>>>

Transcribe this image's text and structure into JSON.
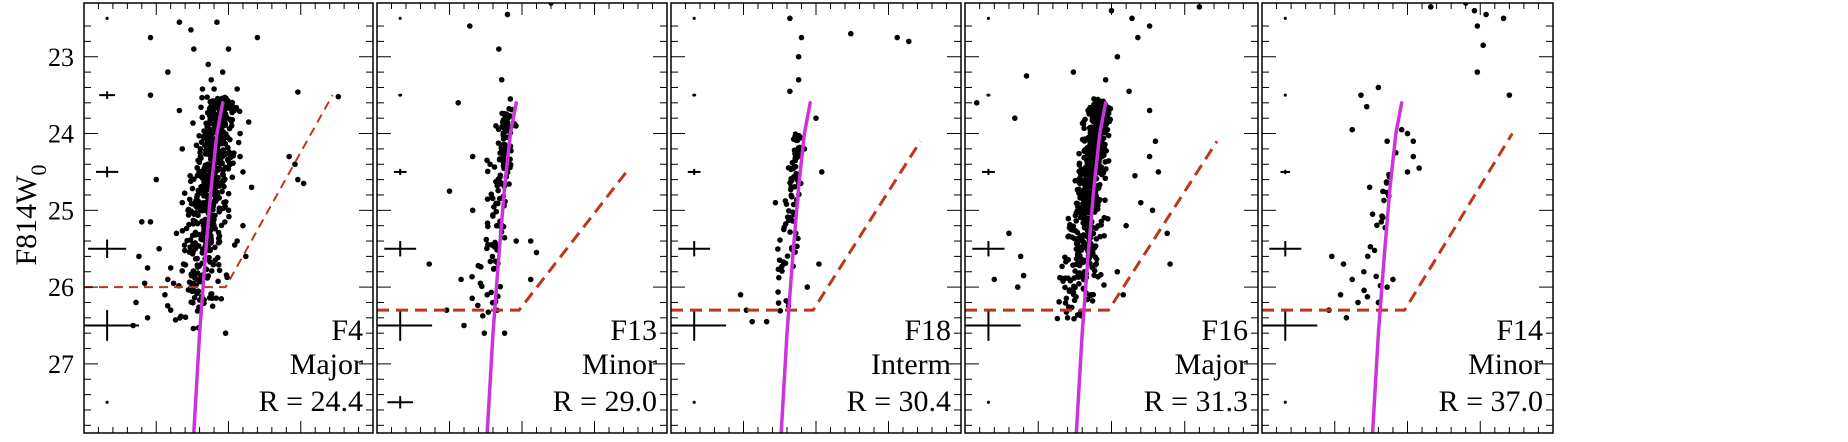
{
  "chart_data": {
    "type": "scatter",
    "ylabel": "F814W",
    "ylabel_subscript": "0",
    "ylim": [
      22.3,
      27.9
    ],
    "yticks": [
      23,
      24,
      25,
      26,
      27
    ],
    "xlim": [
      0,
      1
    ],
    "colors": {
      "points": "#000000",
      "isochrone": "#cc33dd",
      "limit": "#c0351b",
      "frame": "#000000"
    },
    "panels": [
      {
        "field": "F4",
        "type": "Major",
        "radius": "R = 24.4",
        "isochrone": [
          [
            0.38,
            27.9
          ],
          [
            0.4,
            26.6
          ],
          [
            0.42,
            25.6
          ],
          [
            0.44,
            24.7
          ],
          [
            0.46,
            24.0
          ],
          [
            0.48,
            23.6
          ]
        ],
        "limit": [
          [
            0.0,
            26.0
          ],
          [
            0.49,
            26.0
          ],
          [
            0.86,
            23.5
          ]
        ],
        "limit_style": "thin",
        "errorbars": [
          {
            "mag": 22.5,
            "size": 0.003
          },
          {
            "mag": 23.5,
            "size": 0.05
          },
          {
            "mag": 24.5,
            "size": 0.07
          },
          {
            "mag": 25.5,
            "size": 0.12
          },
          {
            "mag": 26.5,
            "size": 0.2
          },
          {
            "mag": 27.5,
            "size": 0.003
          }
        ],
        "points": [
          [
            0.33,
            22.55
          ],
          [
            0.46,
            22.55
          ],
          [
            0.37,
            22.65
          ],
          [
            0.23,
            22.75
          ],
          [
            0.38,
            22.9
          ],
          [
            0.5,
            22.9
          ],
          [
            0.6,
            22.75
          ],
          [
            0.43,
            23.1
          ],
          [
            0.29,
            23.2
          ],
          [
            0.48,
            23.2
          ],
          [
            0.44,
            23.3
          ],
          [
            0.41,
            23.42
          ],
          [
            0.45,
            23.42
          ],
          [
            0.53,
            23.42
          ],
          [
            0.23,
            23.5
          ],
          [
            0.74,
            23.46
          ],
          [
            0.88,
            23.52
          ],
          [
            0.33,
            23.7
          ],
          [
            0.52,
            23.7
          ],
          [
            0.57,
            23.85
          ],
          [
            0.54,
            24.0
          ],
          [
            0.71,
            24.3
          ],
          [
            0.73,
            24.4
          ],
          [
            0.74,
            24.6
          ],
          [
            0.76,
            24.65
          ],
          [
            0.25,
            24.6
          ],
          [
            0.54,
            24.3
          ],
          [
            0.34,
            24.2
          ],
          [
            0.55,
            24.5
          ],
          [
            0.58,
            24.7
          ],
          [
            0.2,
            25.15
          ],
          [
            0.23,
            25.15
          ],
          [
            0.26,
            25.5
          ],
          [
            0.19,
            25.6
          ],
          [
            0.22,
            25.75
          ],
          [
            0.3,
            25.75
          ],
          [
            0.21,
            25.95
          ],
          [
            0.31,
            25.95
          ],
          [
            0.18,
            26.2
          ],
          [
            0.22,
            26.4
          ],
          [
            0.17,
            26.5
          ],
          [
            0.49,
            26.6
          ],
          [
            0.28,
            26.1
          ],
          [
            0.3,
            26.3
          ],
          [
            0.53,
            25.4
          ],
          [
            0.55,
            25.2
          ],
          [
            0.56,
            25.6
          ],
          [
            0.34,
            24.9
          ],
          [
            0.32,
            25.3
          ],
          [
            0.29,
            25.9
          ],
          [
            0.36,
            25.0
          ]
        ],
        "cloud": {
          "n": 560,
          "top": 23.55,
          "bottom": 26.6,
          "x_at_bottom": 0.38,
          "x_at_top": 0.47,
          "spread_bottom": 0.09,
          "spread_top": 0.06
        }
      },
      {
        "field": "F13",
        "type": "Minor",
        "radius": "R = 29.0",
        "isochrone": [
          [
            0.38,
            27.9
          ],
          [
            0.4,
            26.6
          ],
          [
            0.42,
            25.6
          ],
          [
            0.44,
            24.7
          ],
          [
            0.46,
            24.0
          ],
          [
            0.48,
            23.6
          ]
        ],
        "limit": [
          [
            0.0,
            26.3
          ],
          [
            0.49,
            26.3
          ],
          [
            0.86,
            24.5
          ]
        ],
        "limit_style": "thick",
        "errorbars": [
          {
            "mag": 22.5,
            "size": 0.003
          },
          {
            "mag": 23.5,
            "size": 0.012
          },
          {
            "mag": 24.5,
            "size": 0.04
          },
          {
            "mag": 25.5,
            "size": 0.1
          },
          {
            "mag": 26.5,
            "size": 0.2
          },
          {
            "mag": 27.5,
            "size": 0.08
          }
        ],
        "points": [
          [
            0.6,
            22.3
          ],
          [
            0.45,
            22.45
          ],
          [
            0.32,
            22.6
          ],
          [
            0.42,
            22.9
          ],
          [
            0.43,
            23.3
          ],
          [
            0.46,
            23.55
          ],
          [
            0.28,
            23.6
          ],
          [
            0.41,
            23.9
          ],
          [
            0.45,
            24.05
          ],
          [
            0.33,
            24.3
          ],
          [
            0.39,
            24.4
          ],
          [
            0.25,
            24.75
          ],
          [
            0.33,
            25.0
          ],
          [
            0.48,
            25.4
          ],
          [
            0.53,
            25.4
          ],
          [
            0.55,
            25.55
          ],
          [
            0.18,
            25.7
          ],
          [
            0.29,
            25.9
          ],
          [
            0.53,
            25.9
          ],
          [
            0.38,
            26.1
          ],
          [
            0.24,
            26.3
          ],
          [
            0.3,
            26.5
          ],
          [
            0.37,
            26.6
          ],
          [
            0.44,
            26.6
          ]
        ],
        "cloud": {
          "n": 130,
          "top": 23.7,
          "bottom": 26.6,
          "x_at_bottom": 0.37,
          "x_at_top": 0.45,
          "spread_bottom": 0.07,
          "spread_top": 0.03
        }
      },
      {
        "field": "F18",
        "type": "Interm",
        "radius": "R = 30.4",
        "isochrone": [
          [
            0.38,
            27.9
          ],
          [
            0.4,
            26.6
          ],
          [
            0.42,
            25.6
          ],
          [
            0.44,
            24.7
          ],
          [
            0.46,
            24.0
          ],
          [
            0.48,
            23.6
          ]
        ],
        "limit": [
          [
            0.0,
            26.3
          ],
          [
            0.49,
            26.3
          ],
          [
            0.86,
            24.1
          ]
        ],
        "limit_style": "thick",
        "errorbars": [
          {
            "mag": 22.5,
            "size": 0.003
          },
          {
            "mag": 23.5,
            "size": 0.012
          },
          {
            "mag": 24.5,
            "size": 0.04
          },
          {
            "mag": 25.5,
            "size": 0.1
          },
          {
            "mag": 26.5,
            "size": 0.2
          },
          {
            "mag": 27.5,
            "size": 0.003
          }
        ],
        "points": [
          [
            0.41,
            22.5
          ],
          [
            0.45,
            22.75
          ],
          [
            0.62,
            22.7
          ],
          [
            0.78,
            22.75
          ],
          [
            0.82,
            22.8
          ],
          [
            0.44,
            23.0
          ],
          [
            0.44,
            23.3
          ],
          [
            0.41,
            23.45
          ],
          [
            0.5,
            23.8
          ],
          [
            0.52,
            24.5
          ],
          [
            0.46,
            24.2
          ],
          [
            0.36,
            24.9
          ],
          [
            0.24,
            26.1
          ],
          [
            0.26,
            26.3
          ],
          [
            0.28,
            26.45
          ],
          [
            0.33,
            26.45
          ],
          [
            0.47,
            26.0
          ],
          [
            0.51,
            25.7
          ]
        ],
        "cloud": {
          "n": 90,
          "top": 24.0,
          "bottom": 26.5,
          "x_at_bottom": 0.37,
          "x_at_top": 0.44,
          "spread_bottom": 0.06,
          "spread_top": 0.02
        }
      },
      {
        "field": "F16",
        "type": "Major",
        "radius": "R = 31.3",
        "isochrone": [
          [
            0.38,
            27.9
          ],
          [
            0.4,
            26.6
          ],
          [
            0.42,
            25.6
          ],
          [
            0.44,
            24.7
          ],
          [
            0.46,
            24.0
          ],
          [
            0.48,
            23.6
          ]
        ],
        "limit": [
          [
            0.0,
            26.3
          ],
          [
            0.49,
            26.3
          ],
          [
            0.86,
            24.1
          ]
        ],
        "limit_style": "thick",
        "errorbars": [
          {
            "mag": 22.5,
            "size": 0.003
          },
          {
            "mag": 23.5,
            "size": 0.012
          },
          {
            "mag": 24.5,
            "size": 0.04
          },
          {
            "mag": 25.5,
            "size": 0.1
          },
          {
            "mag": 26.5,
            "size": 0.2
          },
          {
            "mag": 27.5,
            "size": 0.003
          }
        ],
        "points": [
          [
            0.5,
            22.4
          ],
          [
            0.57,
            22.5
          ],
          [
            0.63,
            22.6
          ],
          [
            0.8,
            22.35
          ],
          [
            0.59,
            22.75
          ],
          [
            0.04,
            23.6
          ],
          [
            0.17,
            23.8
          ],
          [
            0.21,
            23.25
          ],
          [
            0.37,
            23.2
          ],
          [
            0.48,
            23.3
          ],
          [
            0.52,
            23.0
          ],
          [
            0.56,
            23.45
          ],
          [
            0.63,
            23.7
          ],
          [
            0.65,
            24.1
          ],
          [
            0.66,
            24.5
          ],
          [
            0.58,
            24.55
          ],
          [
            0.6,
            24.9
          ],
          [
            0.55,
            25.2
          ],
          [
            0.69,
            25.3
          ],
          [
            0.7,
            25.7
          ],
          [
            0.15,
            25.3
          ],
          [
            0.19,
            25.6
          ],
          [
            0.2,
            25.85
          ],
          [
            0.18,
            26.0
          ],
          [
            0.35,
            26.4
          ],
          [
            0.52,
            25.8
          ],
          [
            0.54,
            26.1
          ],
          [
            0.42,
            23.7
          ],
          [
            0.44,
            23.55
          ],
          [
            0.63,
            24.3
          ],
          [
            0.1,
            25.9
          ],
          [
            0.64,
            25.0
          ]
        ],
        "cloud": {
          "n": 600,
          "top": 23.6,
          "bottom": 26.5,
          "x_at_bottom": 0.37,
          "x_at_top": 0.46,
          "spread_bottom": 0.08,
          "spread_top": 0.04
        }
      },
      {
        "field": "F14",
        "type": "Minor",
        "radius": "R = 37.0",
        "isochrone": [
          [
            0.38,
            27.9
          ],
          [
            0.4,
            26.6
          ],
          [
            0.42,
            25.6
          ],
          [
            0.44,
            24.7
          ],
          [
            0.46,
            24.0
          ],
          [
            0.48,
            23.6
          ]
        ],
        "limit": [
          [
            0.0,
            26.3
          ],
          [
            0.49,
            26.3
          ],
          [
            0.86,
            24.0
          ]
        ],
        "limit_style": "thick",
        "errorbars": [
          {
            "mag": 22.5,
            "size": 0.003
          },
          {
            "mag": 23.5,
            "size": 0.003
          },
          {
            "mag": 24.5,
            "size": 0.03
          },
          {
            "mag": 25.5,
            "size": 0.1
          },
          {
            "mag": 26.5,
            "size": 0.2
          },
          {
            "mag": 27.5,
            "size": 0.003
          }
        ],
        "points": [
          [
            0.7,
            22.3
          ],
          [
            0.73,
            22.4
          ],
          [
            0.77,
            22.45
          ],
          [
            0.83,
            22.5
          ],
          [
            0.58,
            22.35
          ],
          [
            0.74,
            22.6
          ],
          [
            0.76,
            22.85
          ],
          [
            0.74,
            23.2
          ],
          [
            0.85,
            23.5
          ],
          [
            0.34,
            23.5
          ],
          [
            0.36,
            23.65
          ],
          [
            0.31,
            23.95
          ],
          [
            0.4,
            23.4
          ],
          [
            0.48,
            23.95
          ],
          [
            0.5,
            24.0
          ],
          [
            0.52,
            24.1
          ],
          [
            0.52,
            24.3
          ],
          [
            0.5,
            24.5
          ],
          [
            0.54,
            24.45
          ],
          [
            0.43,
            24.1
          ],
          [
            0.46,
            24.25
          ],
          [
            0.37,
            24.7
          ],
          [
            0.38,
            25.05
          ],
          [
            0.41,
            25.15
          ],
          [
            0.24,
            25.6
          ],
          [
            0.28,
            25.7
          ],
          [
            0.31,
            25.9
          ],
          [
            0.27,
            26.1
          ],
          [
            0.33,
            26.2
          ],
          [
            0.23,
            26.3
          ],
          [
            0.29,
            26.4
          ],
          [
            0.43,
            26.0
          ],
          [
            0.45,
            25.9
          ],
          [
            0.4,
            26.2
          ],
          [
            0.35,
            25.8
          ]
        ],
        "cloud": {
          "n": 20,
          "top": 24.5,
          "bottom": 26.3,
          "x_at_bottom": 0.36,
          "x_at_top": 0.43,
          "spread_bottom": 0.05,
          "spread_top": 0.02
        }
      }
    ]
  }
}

<<<

**JOB:** Select the lines that carry the string "radius" and copy them.

**RESPONSE TO THIS TASK:**
        "radius": "R = 24.4",
        "radius": "R = 29.0",
        "radius": "R = 30.4",
        "radius": "R = 31.3",
        "radius": "R = 37.0",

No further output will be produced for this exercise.